## What is being asked
Give only the number of lines in the records below that contain the word "JSON".

Dataset records on visual material:
· · · · ·

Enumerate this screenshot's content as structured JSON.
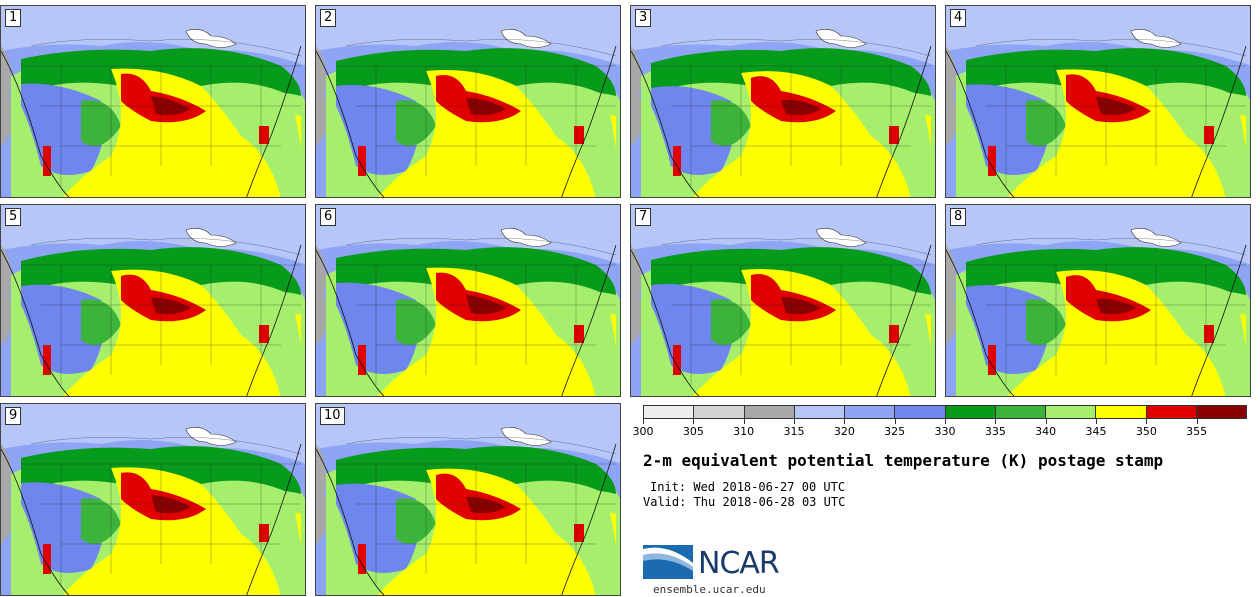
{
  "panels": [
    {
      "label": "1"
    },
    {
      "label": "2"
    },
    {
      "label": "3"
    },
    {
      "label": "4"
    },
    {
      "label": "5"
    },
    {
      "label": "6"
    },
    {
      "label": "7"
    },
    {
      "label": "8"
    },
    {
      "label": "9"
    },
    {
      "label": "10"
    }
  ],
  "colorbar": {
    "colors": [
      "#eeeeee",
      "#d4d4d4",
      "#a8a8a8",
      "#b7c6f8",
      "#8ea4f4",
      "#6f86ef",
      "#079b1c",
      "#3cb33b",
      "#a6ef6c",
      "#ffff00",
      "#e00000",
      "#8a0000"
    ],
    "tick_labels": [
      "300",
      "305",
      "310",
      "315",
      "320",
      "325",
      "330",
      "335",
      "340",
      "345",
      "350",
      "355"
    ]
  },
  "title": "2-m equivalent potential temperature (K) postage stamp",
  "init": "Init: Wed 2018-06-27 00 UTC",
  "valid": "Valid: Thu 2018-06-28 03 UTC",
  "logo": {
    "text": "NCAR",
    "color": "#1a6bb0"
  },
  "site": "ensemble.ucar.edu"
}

· · · · ·

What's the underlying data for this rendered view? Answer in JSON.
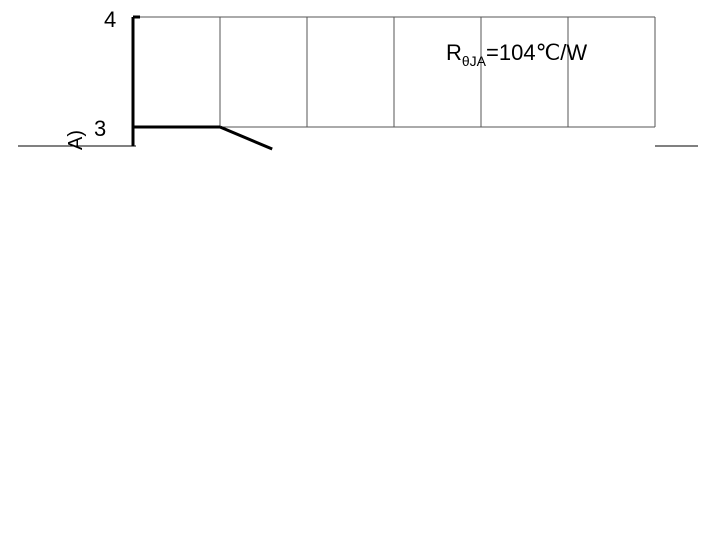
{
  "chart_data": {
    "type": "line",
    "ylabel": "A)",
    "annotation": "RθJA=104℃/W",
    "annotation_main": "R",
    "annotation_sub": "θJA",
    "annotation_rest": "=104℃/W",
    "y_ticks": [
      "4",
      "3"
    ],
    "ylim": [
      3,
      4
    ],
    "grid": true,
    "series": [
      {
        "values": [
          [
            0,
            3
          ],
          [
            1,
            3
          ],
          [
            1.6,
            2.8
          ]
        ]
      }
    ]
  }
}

· · · · ·

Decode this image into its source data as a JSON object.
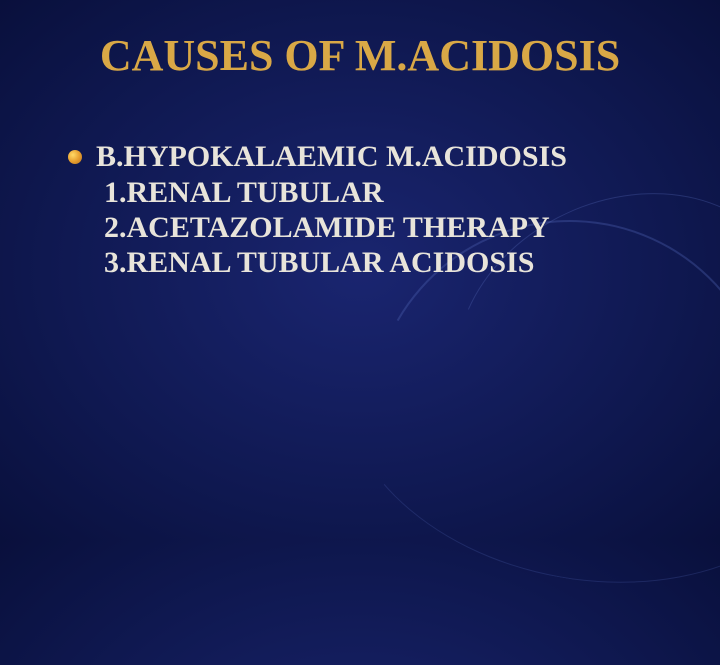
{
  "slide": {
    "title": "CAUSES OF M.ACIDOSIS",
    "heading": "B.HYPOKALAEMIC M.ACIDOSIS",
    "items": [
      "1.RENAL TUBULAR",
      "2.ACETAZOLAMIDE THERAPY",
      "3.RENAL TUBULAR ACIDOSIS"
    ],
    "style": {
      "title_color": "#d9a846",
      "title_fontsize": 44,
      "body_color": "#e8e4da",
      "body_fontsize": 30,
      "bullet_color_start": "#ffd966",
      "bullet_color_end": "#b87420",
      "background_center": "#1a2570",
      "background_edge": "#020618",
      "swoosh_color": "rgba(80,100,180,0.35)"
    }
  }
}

· · · · ·

## The result
3